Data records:

= = = = = = =

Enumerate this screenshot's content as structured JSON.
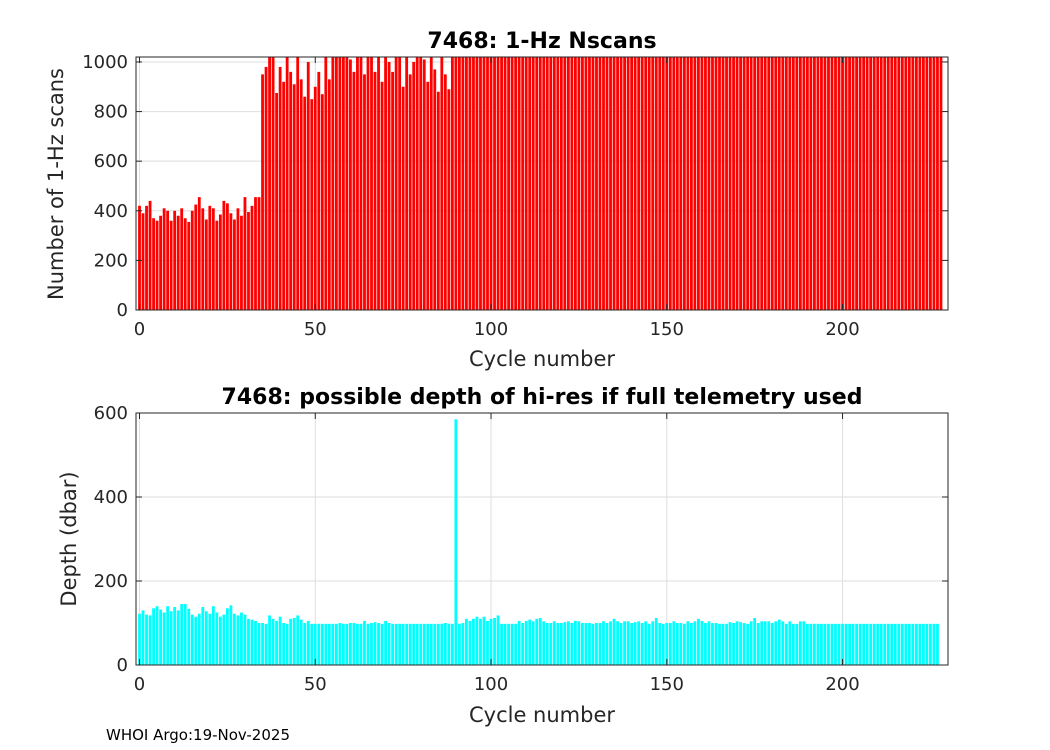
{
  "footer": "WHOI Argo:19-Nov-2025",
  "chart_data": [
    {
      "type": "bar",
      "title": "7468: 1-Hz Nscans",
      "xlabel": "Cycle number",
      "ylabel": "Number of 1-Hz scans",
      "xlim": [
        -1,
        230
      ],
      "ylim": [
        0,
        1020
      ],
      "xticks": [
        0,
        50,
        100,
        150,
        200
      ],
      "yticks": [
        0,
        200,
        400,
        600,
        800,
        1000
      ],
      "grid": true,
      "color": "#ff0000",
      "x_start": 0,
      "values": [
        420,
        390,
        420,
        440,
        370,
        360,
        380,
        410,
        400,
        360,
        400,
        380,
        410,
        370,
        355,
        400,
        425,
        455,
        410,
        365,
        420,
        410,
        360,
        385,
        440,
        430,
        390,
        365,
        410,
        380,
        455,
        395,
        420,
        455,
        455,
        950,
        980,
        1020,
        1020,
        875,
        980,
        920,
        1020,
        960,
        910,
        1020,
        930,
        860,
        1000,
        850,
        900,
        960,
        870,
        1020,
        930,
        1020,
        1020,
        1020,
        1020,
        1020,
        1010,
        960,
        1020,
        1020,
        950,
        1020,
        1020,
        960,
        1020,
        920,
        1020,
        1000,
        960,
        1020,
        1020,
        900,
        1020,
        950,
        1000,
        1020,
        1020,
        1010,
        920,
        1020,
        970,
        880,
        1020,
        950,
        890,
        1020,
        1020,
        1020,
        1020,
        1020,
        1020,
        1020,
        1020,
        1020,
        1020,
        1020,
        1020,
        1020,
        1020,
        1020,
        1020,
        1020,
        1020,
        1020,
        1020,
        1020,
        1020,
        1020,
        1020,
        1020,
        1020,
        1020,
        1020,
        1020,
        1020,
        1020,
        1020,
        1020,
        1020,
        1020,
        1020,
        1020,
        1020,
        1020,
        1020,
        1020,
        1020,
        1020,
        1020,
        1020,
        1020,
        1020,
        1020,
        1020,
        1020,
        1020,
        1020,
        1020,
        1020,
        1020,
        1020,
        1020,
        1020,
        1020,
        1020,
        1020,
        1020,
        1020,
        1020,
        1020,
        1020,
        1020,
        1020,
        1020,
        1020,
        1020,
        1020,
        1020,
        1020,
        1020,
        1020,
        1020,
        1020,
        1020,
        1020,
        1020,
        1020,
        1020,
        1020,
        1020,
        1020,
        1020,
        1020,
        1020,
        1020,
        1020,
        1020,
        1020,
        1020,
        1020,
        1020,
        1020,
        1020,
        1020,
        1020,
        1020,
        1020,
        1020,
        1020,
        1020,
        1020,
        1020,
        1020,
        1020,
        1020,
        1020,
        1020,
        1020,
        1020,
        1020,
        1020,
        1020,
        1020,
        1020,
        1020,
        1020,
        1020,
        1020,
        1020,
        1020,
        1020,
        1020,
        1020,
        1020,
        1020,
        1020,
        1020,
        1020,
        1020,
        1020,
        1020,
        1020,
        1020,
        1020,
        1020
      ]
    },
    {
      "type": "bar",
      "title": "7468: possible depth of hi-res if full telemetry used",
      "xlabel": "Cycle number",
      "ylabel": "Depth (dbar)",
      "xlim": [
        -1,
        230
      ],
      "ylim": [
        0,
        600
      ],
      "xticks": [
        0,
        50,
        100,
        150,
        200
      ],
      "yticks": [
        0,
        200,
        400,
        600
      ],
      "grid": true,
      "color": "#00ffff",
      "x_start": 0,
      "values": [
        122,
        130,
        120,
        118,
        135,
        140,
        132,
        125,
        140,
        128,
        138,
        130,
        145,
        145,
        134,
        120,
        115,
        122,
        138,
        128,
        122,
        140,
        125,
        115,
        120,
        135,
        142,
        122,
        118,
        125,
        120,
        110,
        108,
        105,
        100,
        100,
        98,
        118,
        110,
        105,
        115,
        100,
        98,
        110,
        112,
        118,
        108,
        100,
        105,
        98,
        98,
        98,
        98,
        98,
        98,
        98,
        98,
        100,
        98,
        98,
        100,
        100,
        98,
        98,
        105,
        98,
        100,
        102,
        100,
        98,
        105,
        100,
        98,
        98,
        98,
        98,
        98,
        98,
        98,
        98,
        98,
        98,
        98,
        98,
        98,
        98,
        98,
        100,
        98,
        98,
        585,
        98,
        100,
        110,
        105,
        110,
        115,
        110,
        115,
        105,
        110,
        112,
        118,
        98,
        98,
        98,
        98,
        98,
        105,
        100,
        105,
        108,
        104,
        110,
        112,
        104,
        100,
        100,
        104,
        100,
        100,
        102,
        104,
        100,
        105,
        104,
        100,
        100,
        100,
        98,
        100,
        100,
        104,
        100,
        104,
        110,
        104,
        100,
        104,
        104,
        100,
        102,
        104,
        100,
        104,
        98,
        104,
        112,
        100,
        98,
        100,
        100,
        104,
        100,
        100,
        98,
        104,
        100,
        104,
        110,
        105,
        100,
        104,
        100,
        100,
        98,
        98,
        98,
        102,
        100,
        104,
        102,
        100,
        98,
        104,
        112,
        100,
        104,
        104,
        104,
        100,
        104,
        108,
        104,
        98,
        104,
        98,
        98,
        104,
        104,
        98,
        98,
        98,
        98,
        98,
        98,
        98,
        98,
        98,
        98,
        98,
        98,
        98,
        98,
        98,
        98,
        98,
        98,
        98,
        98,
        98,
        98,
        98,
        98,
        98,
        98,
        98,
        98,
        98,
        98,
        98,
        98,
        98,
        98,
        98,
        98,
        98,
        98
      ]
    }
  ]
}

= = = = = = =

> [What is being asked] Leave out the pictures and output the rest of the material exactly as written.

> [Written reply]
Enumerate this screenshot's content as structured JSON.
{
  "footer": "WHOI Argo:19-Nov-2025",
  "chart_data": [
    {
      "type": "bar",
      "title": "7468: 1-Hz Nscans",
      "xlabel": "Cycle number",
      "ylabel": "Number of 1-Hz scans",
      "xlim": [
        -1,
        230
      ],
      "ylim": [
        0,
        1020
      ],
      "xticks": [
        0,
        50,
        100,
        150,
        200
      ],
      "yticks": [
        0,
        200,
        400,
        600,
        800,
        1000
      ],
      "grid": true,
      "color": "#ff0000",
      "x_start": 0,
      "values": [
        420,
        390,
        420,
        440,
        370,
        360,
        380,
        410,
        400,
        360,
        400,
        380,
        410,
        370,
        355,
        400,
        425,
        455,
        410,
        365,
        420,
        410,
        360,
        385,
        440,
        430,
        390,
        365,
        410,
        380,
        455,
        395,
        420,
        455,
        455,
        950,
        980,
        1020,
        1020,
        875,
        980,
        920,
        1020,
        960,
        910,
        1020,
        930,
        860,
        1000,
        850,
        900,
        960,
        870,
        1020,
        930,
        1020,
        1020,
        1020,
        1020,
        1020,
        1010,
        960,
        1020,
        1020,
        950,
        1020,
        1020,
        960,
        1020,
        920,
        1020,
        1000,
        960,
        1020,
        1020,
        900,
        1020,
        950,
        1000,
        1020,
        1020,
        1010,
        920,
        1020,
        970,
        880,
        1020,
        950,
        890,
        1020,
        1020,
        1020,
        1020,
        1020,
        1020,
        1020,
        1020,
        1020,
        1020,
        1020,
        1020,
        1020,
        1020,
        1020,
        1020,
        1020,
        1020,
        1020,
        1020,
        1020,
        1020,
        1020,
        1020,
        1020,
        1020,
        1020,
        1020,
        1020,
        1020,
        1020,
        1020,
        1020,
        1020,
        1020,
        1020,
        1020,
        1020,
        1020,
        1020,
        1020,
        1020,
        1020,
        1020,
        1020,
        1020,
        1020,
        1020,
        1020,
        1020,
        1020,
        1020,
        1020,
        1020,
        1020,
        1020,
        1020,
        1020,
        1020,
        1020,
        1020,
        1020,
        1020,
        1020,
        1020,
        1020,
        1020,
        1020,
        1020,
        1020,
        1020,
        1020,
        1020,
        1020,
        1020,
        1020,
        1020,
        1020,
        1020,
        1020,
        1020,
        1020,
        1020,
        1020,
        1020,
        1020,
        1020,
        1020,
        1020,
        1020,
        1020,
        1020,
        1020,
        1020,
        1020,
        1020,
        1020,
        1020,
        1020,
        1020,
        1020,
        1020,
        1020,
        1020,
        1020,
        1020,
        1020,
        1020,
        1020,
        1020,
        1020,
        1020,
        1020,
        1020,
        1020,
        1020,
        1020,
        1020,
        1020,
        1020,
        1020,
        1020,
        1020,
        1020,
        1020,
        1020,
        1020,
        1020,
        1020,
        1020,
        1020,
        1020,
        1020,
        1020,
        1020,
        1020,
        1020,
        1020,
        1020,
        1020
      ]
    },
    {
      "type": "bar",
      "title": "7468: possible depth of hi-res if full telemetry used",
      "xlabel": "Cycle number",
      "ylabel": "Depth (dbar)",
      "xlim": [
        -1,
        230
      ],
      "ylim": [
        0,
        600
      ],
      "xticks": [
        0,
        50,
        100,
        150,
        200
      ],
      "yticks": [
        0,
        200,
        400,
        600
      ],
      "grid": true,
      "color": "#00ffff",
      "x_start": 0,
      "values": [
        122,
        130,
        120,
        118,
        135,
        140,
        132,
        125,
        140,
        128,
        138,
        130,
        145,
        145,
        134,
        120,
        115,
        122,
        138,
        128,
        122,
        140,
        125,
        115,
        120,
        135,
        142,
        122,
        118,
        125,
        120,
        110,
        108,
        105,
        100,
        100,
        98,
        118,
        110,
        105,
        115,
        100,
        98,
        110,
        112,
        118,
        108,
        100,
        105,
        98,
        98,
        98,
        98,
        98,
        98,
        98,
        98,
        100,
        98,
        98,
        100,
        100,
        98,
        98,
        105,
        98,
        100,
        102,
        100,
        98,
        105,
        100,
        98,
        98,
        98,
        98,
        98,
        98,
        98,
        98,
        98,
        98,
        98,
        98,
        98,
        98,
        98,
        100,
        98,
        98,
        585,
        98,
        100,
        110,
        105,
        110,
        115,
        110,
        115,
        105,
        110,
        112,
        118,
        98,
        98,
        98,
        98,
        98,
        105,
        100,
        105,
        108,
        104,
        110,
        112,
        104,
        100,
        100,
        104,
        100,
        100,
        102,
        104,
        100,
        105,
        104,
        100,
        100,
        100,
        98,
        100,
        100,
        104,
        100,
        104,
        110,
        104,
        100,
        104,
        104,
        100,
        102,
        104,
        100,
        104,
        98,
        104,
        112,
        100,
        98,
        100,
        100,
        104,
        100,
        100,
        98,
        104,
        100,
        104,
        110,
        105,
        100,
        104,
        100,
        100,
        98,
        98,
        98,
        102,
        100,
        104,
        102,
        100,
        98,
        104,
        112,
        100,
        104,
        104,
        104,
        100,
        104,
        108,
        104,
        98,
        104,
        98,
        98,
        104,
        104,
        98,
        98,
        98,
        98,
        98,
        98,
        98,
        98,
        98,
        98,
        98,
        98,
        98,
        98,
        98,
        98,
        98,
        98,
        98,
        98,
        98,
        98,
        98,
        98,
        98,
        98,
        98,
        98,
        98,
        98,
        98,
        98,
        98,
        98,
        98,
        98,
        98,
        98
      ]
    }
  ]
}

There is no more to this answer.